PROMPT: Identify the lines bearing the string "Sirius" and gather them.

* begin EXTRACTED DATA *

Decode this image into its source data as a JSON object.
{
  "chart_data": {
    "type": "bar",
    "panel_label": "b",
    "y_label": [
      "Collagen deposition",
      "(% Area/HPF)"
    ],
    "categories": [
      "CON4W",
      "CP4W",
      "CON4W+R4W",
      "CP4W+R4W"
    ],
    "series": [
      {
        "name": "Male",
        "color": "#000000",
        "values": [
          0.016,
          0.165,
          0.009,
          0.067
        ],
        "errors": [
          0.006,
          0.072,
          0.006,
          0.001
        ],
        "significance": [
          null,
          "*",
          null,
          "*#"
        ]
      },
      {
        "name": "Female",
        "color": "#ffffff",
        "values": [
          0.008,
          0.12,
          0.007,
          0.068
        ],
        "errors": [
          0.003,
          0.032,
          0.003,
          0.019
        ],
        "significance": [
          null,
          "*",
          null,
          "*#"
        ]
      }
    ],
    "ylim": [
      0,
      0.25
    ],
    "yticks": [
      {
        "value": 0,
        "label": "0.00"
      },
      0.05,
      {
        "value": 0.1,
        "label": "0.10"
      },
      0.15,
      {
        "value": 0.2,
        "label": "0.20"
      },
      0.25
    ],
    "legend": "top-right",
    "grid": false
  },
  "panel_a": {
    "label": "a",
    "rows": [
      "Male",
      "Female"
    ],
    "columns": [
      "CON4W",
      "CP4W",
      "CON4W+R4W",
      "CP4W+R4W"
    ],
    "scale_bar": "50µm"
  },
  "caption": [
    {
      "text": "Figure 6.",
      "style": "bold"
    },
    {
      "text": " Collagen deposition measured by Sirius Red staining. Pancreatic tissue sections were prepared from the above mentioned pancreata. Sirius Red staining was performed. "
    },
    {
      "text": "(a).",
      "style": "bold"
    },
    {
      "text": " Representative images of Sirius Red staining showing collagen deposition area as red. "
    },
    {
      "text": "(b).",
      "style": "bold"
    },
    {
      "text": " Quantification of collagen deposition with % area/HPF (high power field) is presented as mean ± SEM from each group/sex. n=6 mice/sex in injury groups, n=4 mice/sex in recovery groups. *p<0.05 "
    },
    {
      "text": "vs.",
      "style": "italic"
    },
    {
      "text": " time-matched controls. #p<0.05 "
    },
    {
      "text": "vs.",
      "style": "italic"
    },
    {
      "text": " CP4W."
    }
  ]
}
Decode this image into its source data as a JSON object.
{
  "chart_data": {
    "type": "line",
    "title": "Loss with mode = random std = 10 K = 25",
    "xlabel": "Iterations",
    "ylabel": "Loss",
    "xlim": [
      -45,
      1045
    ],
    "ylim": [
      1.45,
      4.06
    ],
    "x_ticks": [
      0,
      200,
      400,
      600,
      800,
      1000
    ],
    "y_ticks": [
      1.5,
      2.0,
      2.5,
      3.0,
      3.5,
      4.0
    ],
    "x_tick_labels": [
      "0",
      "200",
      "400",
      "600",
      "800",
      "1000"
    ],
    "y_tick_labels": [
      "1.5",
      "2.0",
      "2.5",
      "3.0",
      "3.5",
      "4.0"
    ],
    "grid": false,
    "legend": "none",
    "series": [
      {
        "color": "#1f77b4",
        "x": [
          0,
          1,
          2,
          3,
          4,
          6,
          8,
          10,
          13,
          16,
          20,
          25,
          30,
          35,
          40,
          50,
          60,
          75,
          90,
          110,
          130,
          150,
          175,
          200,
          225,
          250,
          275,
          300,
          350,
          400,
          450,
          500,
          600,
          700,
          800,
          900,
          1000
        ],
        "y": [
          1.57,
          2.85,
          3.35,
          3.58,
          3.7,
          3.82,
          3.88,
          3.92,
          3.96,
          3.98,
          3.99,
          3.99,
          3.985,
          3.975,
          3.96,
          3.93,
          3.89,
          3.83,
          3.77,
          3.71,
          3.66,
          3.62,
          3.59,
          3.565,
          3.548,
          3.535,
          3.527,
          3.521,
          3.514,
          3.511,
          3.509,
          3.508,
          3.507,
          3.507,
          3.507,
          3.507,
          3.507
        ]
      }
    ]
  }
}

* end EXTRACTED DATA *

SOLUTION TO THIS PROBLEM:
      "text": " Collagen deposition measured by Sirius Red staining. Pancreatic tissue sections were prepared from the above mentioned pancreata. Sirius Red staining was performed. "
      "text": " Representative images of Sirius Red staining showing collagen deposition area as red. "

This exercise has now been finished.